Your goal
Reproduce the portion of the Saigon travel blog entry that begins at the words "Said goodbye to" and ends after "(cross my fingers!).", substituting "guesthouse" for "hostel".

My Version of Roughing It, Culture Shock and the Best Seafood Buffet!
Ho Chi Minh City Travel Blog› entry 13 of 24 › view all entries
I stayed up late packing for Vietnam - had to leave all my Bali loot at V's in Singapore and taking a smaller bag for the remainder of the trip. Then I was too excited and only slept for about 3 hours. Tried blogging but had difficulties connecting to travbuddy. Tired, cranky...
Said goodbye to J, C and V (sniff). Will miss them. But A and I headed off on the 2nd half of our journey. We had agreed to go more budget in Saigon since we've been spoiling ourselves at V's penthouse and in the villas. It was the first time either of us have ever stayed at a hostel. I could only hope tripadvisor had accurate reviews (cross my fingers!).
The flight to Saigon was quick - about 2 hours. But I quickly learned that there was an astonishing lack of respect for personal space and queuing.
Visa for Vietnam - you can get a visa before you arrive, or arrange (usually through your hotel) to get a preauthorization letter. For the pre-authorization letter, when you arrive you need to go to the "Landing Visa" window, provide them the letter, your passport, a passport photo and $25US for a 30day visa.

Provided records
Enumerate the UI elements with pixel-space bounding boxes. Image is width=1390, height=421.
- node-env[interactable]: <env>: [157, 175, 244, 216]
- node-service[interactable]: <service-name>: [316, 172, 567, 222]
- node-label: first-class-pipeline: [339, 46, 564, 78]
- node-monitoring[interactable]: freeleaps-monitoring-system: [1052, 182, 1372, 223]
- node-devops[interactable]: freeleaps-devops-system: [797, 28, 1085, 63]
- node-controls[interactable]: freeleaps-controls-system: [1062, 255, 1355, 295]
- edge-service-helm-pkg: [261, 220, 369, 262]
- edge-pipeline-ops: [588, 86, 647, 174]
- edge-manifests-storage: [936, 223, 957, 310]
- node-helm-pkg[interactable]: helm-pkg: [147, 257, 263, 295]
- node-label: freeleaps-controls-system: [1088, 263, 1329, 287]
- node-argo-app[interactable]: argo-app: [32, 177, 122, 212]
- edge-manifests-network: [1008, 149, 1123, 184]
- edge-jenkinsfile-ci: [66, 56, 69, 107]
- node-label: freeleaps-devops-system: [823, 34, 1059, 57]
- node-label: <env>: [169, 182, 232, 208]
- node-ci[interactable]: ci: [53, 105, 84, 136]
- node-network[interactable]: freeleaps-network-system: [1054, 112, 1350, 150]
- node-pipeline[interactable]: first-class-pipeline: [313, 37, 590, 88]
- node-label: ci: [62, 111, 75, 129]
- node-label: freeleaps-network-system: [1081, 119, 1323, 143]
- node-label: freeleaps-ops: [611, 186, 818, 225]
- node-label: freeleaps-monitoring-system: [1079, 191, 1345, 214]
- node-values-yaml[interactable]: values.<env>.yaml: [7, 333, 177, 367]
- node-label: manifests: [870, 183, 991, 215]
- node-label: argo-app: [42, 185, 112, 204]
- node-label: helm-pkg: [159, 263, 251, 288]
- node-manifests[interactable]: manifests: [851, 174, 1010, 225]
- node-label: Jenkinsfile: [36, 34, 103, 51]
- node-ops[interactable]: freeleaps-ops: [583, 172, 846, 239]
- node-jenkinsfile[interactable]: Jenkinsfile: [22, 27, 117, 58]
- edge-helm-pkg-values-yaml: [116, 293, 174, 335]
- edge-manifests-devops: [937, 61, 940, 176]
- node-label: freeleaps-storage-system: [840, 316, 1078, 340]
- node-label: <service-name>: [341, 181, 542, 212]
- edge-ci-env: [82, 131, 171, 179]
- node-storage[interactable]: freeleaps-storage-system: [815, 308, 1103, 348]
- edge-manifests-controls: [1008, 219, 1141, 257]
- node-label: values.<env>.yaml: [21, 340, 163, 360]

Exercise result
Said goodbye to J, C and V (sniff). Will miss them. But A and I headed off on the 2nd half of our journey. We had agreed to go more budget in Saigon since we've been spoiling ourselves at V's penthouse and in the villas. It was the first time either of us have ever stayed at a guesthouse. I could only hope tripadvisor had accurate reviews (cross my fingers!).